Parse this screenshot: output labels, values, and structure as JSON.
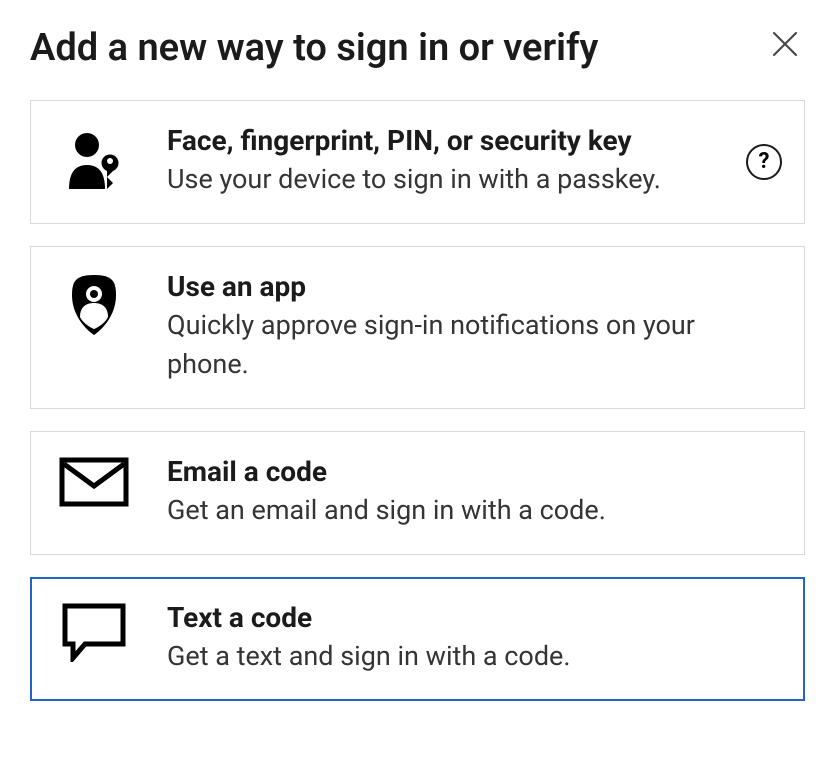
{
  "dialog": {
    "title": "Add a new way to sign in or verify",
    "help_glyph": "?"
  },
  "options": [
    {
      "title": "Face, fingerprint, PIN, or security key",
      "desc": "Use your device to sign in with a passkey.",
      "has_help": true
    },
    {
      "title": "Use an app",
      "desc": "Quickly approve sign-in notifications on your phone.",
      "has_help": false
    },
    {
      "title": "Email a code",
      "desc": "Get an email and sign in with a code.",
      "has_help": false
    },
    {
      "title": "Text a code",
      "desc": "Get a text and sign in with a code.",
      "has_help": false,
      "selected": true
    }
  ]
}
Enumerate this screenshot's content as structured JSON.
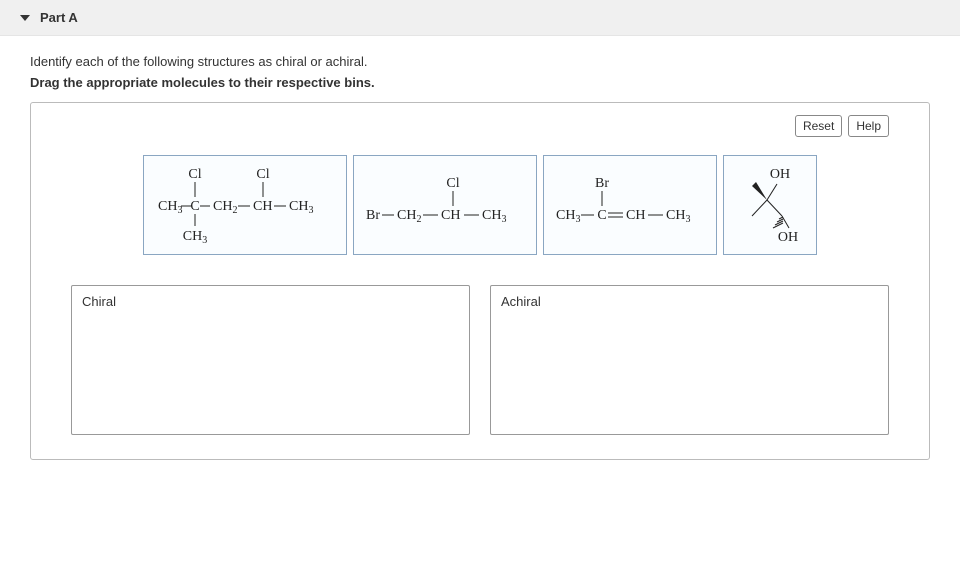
{
  "header": {
    "title": "Part A"
  },
  "instructions": {
    "line1": "Identify each of the following structures as chiral or achiral.",
    "line2": "Drag the appropriate molecules to their respective bins."
  },
  "toolbar": {
    "reset_label": "Reset",
    "help_label": "Help"
  },
  "molecules": {
    "m1": {
      "top1": "Cl",
      "top2": "Cl",
      "ch3": "CH",
      "sub3": "3",
      "c": "C",
      "ch2": "CH",
      "sub2": "2",
      "ch": "CH"
    },
    "m2": {
      "cl": "Cl",
      "br": "Br",
      "ch2": "CH",
      "sub2": "2",
      "ch": "CH",
      "ch3": "CH",
      "sub3": "3"
    },
    "m3": {
      "br": "Br",
      "ch3": "CH",
      "sub3": "3",
      "c": "C",
      "ch": "CH"
    },
    "m4": {
      "oh1": "OH",
      "oh2": "OH"
    }
  },
  "bins": {
    "chiral_label": "Chiral",
    "achiral_label": "Achiral"
  }
}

========================================

■ STATED EXERCISE: Make an exact copy of all entries above, dropping the images.

■ OUTPUT:
Parse this screenshot: output labels, values, and structure as JSON.
{
  "dialog": {
    "title": "Add a new way to sign in or verify",
    "help_glyph": "?"
  },
  "options": [
    {
      "title": "Face, fingerprint, PIN, or security key",
      "desc": "Use your device to sign in with a passkey.",
      "has_help": true
    },
    {
      "title": "Use an app",
      "desc": "Quickly approve sign-in notifications on your phone.",
      "has_help": false
    },
    {
      "title": "Email a code",
      "desc": "Get an email and sign in with a code.",
      "has_help": false
    },
    {
      "title": "Text a code",
      "desc": "Get a text and sign in with a code.",
      "has_help": false,
      "selected": true
    }
  ]
}
Enumerate this screenshot's content as structured JSON.
{
  "header": {
    "title": "Part A"
  },
  "instructions": {
    "line1": "Identify each of the following structures as chiral or achiral.",
    "line2": "Drag the appropriate molecules to their respective bins."
  },
  "toolbar": {
    "reset_label": "Reset",
    "help_label": "Help"
  },
  "molecules": {
    "m1": {
      "top1": "Cl",
      "top2": "Cl",
      "ch3": "CH",
      "sub3": "3",
      "c": "C",
      "ch2": "CH",
      "sub2": "2",
      "ch": "CH"
    },
    "m2": {
      "cl": "Cl",
      "br": "Br",
      "ch2": "CH",
      "sub2": "2",
      "ch": "CH",
      "ch3": "CH",
      "sub3": "3"
    },
    "m3": {
      "br": "Br",
      "ch3": "CH",
      "sub3": "3",
      "c": "C",
      "ch": "CH"
    },
    "m4": {
      "oh1": "OH",
      "oh2": "OH"
    }
  },
  "bins": {
    "chiral_label": "Chiral",
    "achiral_label": "Achiral"
  }
}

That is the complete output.